> DATASET ENTRIES:
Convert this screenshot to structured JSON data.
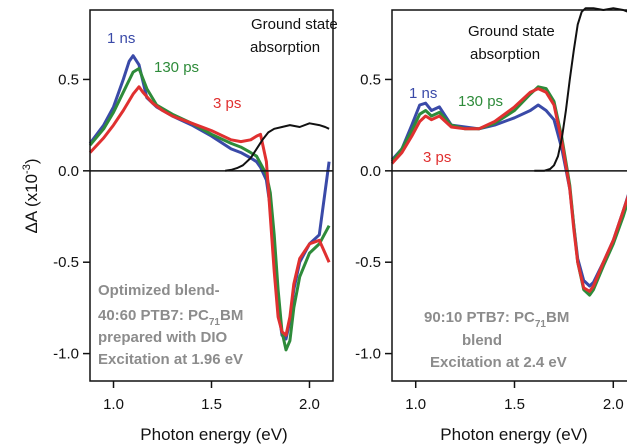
{
  "chart_data": [
    {
      "type": "line",
      "ylabel_main": "ΔA (x10",
      "ylabel_exp": "-3",
      "ylabel_close": ")",
      "xlabel": "Photon energy (eV)",
      "xlim": [
        0.88,
        2.12
      ],
      "ylim": [
        -1.15,
        0.88
      ],
      "x_ticks": [
        1.0,
        1.5,
        2.0
      ],
      "x_tick_labels": [
        "1.0",
        "1.5",
        "2.0"
      ],
      "y_ticks": [
        0.5,
        0.0,
        -0.5,
        -1.0
      ],
      "y_tick_labels": [
        "0.5",
        "0.0",
        "-0.5",
        "-1.0"
      ],
      "series": [
        {
          "name": "1 ns",
          "color": "#3a4aa8",
          "x": [
            0.88,
            0.95,
            1.0,
            1.05,
            1.08,
            1.1,
            1.13,
            1.17,
            1.22,
            1.3,
            1.4,
            1.5,
            1.6,
            1.65,
            1.7,
            1.73,
            1.75,
            1.78,
            1.8,
            1.82,
            1.84,
            1.86,
            1.88,
            1.9,
            1.92,
            1.95,
            2.0,
            2.05,
            2.1
          ],
          "y": [
            0.15,
            0.25,
            0.35,
            0.5,
            0.6,
            0.63,
            0.58,
            0.4,
            0.35,
            0.3,
            0.25,
            0.19,
            0.12,
            0.1,
            0.07,
            0.05,
            0.02,
            -0.05,
            -0.2,
            -0.45,
            -0.75,
            -0.9,
            -0.92,
            -0.82,
            -0.65,
            -0.5,
            -0.4,
            -0.35,
            0.05
          ]
        },
        {
          "name": "130 ps",
          "color": "#2e8b3a",
          "x": [
            0.88,
            0.95,
            1.0,
            1.05,
            1.1,
            1.13,
            1.17,
            1.22,
            1.3,
            1.4,
            1.5,
            1.6,
            1.65,
            1.7,
            1.73,
            1.75,
            1.78,
            1.8,
            1.82,
            1.84,
            1.86,
            1.88,
            1.9,
            1.92,
            1.95,
            2.0,
            2.05,
            2.1
          ],
          "y": [
            0.14,
            0.23,
            0.32,
            0.43,
            0.54,
            0.56,
            0.45,
            0.36,
            0.31,
            0.26,
            0.2,
            0.15,
            0.13,
            0.1,
            0.08,
            0.04,
            -0.02,
            -0.12,
            -0.35,
            -0.65,
            -0.88,
            -0.98,
            -0.93,
            -0.75,
            -0.58,
            -0.45,
            -0.4,
            -0.3
          ]
        },
        {
          "name": "3 ps",
          "color": "#e03030",
          "x": [
            0.88,
            0.95,
            1.0,
            1.05,
            1.1,
            1.13,
            1.15,
            1.2,
            1.25,
            1.3,
            1.4,
            1.5,
            1.6,
            1.65,
            1.7,
            1.73,
            1.75,
            1.78,
            1.8,
            1.82,
            1.84,
            1.86,
            1.88,
            1.9,
            1.92,
            1.95,
            2.0,
            2.05,
            2.1
          ],
          "y": [
            0.1,
            0.18,
            0.25,
            0.33,
            0.42,
            0.46,
            0.43,
            0.37,
            0.33,
            0.3,
            0.26,
            0.22,
            0.17,
            0.16,
            0.17,
            0.19,
            0.2,
            0.05,
            -0.25,
            -0.55,
            -0.8,
            -0.88,
            -0.9,
            -0.8,
            -0.62,
            -0.48,
            -0.4,
            -0.38,
            -0.5
          ]
        },
        {
          "name": "Ground state absorption",
          "color": "#111111",
          "x": [
            1.57,
            1.6,
            1.63,
            1.66,
            1.7,
            1.73,
            1.76,
            1.79,
            1.82,
            1.86,
            1.9,
            1.95,
            2.0,
            2.05,
            2.08,
            2.1
          ],
          "y": [
            0.0,
            0.005,
            0.015,
            0.03,
            0.07,
            0.12,
            0.17,
            0.21,
            0.23,
            0.24,
            0.25,
            0.24,
            0.26,
            0.25,
            0.24,
            0.23
          ]
        }
      ],
      "labels": [
        {
          "text": "1 ns",
          "color": "#3a4aa8"
        },
        {
          "text": "130 ps",
          "color": "#2e8b3a"
        },
        {
          "text": "3 ps",
          "color": "#e03030"
        },
        {
          "text": "Ground state",
          "color": "#111111"
        },
        {
          "text": "absorption",
          "color": "#111111"
        }
      ],
      "annotation": {
        "line1": "Optimized blend-",
        "line2_pre": "40:60 PTB7: PC",
        "line2_sub": "71",
        "line2_post": "BM",
        "line3": "prepared with DIO",
        "line4": "Excitation at 1.96 eV",
        "color": "#8c8c8c"
      }
    },
    {
      "type": "line",
      "xlabel": "Photon energy (eV)",
      "xlim": [
        0.88,
        2.12
      ],
      "ylim": [
        -1.15,
        0.88
      ],
      "x_ticks": [
        1.0,
        1.5,
        2.0
      ],
      "x_tick_labels": [
        "1.0",
        "1.5",
        "2.0"
      ],
      "y_ticks": [
        0.5,
        0.0,
        -0.5,
        -1.0
      ],
      "y_tick_labels": [
        "0.5",
        "0.0",
        "-0.5",
        "-1.0"
      ],
      "series": [
        {
          "name": "1 ns",
          "color": "#3a4aa8",
          "x": [
            0.88,
            0.93,
            0.98,
            1.02,
            1.05,
            1.08,
            1.12,
            1.18,
            1.25,
            1.32,
            1.4,
            1.5,
            1.58,
            1.62,
            1.66,
            1.7,
            1.74,
            1.78,
            1.8,
            1.82,
            1.85,
            1.88,
            1.9,
            1.95,
            2.0,
            2.05,
            2.1
          ],
          "y": [
            0.06,
            0.12,
            0.25,
            0.36,
            0.37,
            0.33,
            0.35,
            0.25,
            0.24,
            0.23,
            0.25,
            0.29,
            0.33,
            0.36,
            0.33,
            0.28,
            0.12,
            -0.1,
            -0.3,
            -0.48,
            -0.6,
            -0.63,
            -0.61,
            -0.5,
            -0.38,
            -0.22,
            -0.05
          ]
        },
        {
          "name": "130 ps",
          "color": "#2e8b3a",
          "x": [
            0.88,
            0.93,
            0.98,
            1.02,
            1.05,
            1.08,
            1.12,
            1.18,
            1.25,
            1.32,
            1.4,
            1.5,
            1.58,
            1.62,
            1.66,
            1.7,
            1.74,
            1.78,
            1.8,
            1.82,
            1.85,
            1.88,
            1.9,
            1.95,
            2.0,
            2.05,
            2.1
          ],
          "y": [
            0.05,
            0.12,
            0.22,
            0.31,
            0.33,
            0.3,
            0.32,
            0.25,
            0.23,
            0.23,
            0.26,
            0.33,
            0.42,
            0.46,
            0.45,
            0.38,
            0.18,
            -0.08,
            -0.3,
            -0.5,
            -0.65,
            -0.68,
            -0.65,
            -0.52,
            -0.4,
            -0.25,
            -0.08
          ]
        },
        {
          "name": "3 ps",
          "color": "#e03030",
          "x": [
            0.88,
            0.93,
            0.98,
            1.02,
            1.05,
            1.08,
            1.12,
            1.18,
            1.25,
            1.32,
            1.4,
            1.5,
            1.58,
            1.62,
            1.66,
            1.7,
            1.74,
            1.78,
            1.8,
            1.82,
            1.85,
            1.88,
            1.9,
            1.95,
            2.0,
            2.05,
            2.1
          ],
          "y": [
            0.04,
            0.1,
            0.19,
            0.27,
            0.3,
            0.28,
            0.3,
            0.24,
            0.23,
            0.23,
            0.27,
            0.35,
            0.43,
            0.45,
            0.43,
            0.36,
            0.16,
            -0.1,
            -0.32,
            -0.5,
            -0.64,
            -0.66,
            -0.63,
            -0.5,
            -0.38,
            -0.22,
            -0.06
          ]
        },
        {
          "name": "Ground state absorption",
          "color": "#111111",
          "x": [
            1.6,
            1.65,
            1.68,
            1.7,
            1.72,
            1.74,
            1.76,
            1.78,
            1.8,
            1.82,
            1.84,
            1.86,
            1.9,
            1.95,
            2.0,
            2.05,
            2.1
          ],
          "y": [
            0.0,
            0.0,
            0.01,
            0.03,
            0.08,
            0.18,
            0.33,
            0.5,
            0.66,
            0.8,
            0.87,
            0.89,
            0.89,
            0.88,
            0.89,
            0.88,
            0.86
          ]
        }
      ],
      "labels": [
        {
          "text": "1 ns",
          "color": "#3a4aa8"
        },
        {
          "text": "130 ps",
          "color": "#2e8b3a"
        },
        {
          "text": "3 ps",
          "color": "#e03030"
        },
        {
          "text": "Ground state",
          "color": "#111111"
        },
        {
          "text": "absorption",
          "color": "#111111"
        }
      ],
      "annotation": {
        "line1_pre": "90:10 PTB7: PC",
        "line1_sub": "71",
        "line1_post": "BM",
        "line2": "blend",
        "line3": "Excitation at 2.4 eV",
        "color": "#8c8c8c"
      }
    }
  ]
}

> GOAL:
Out of the material above, select every line that holds the string "Excitation".

> CORRECT RESULT:
        "line4": "Excitation at 1.96 eV",
        "line3": "Excitation at 2.4 eV",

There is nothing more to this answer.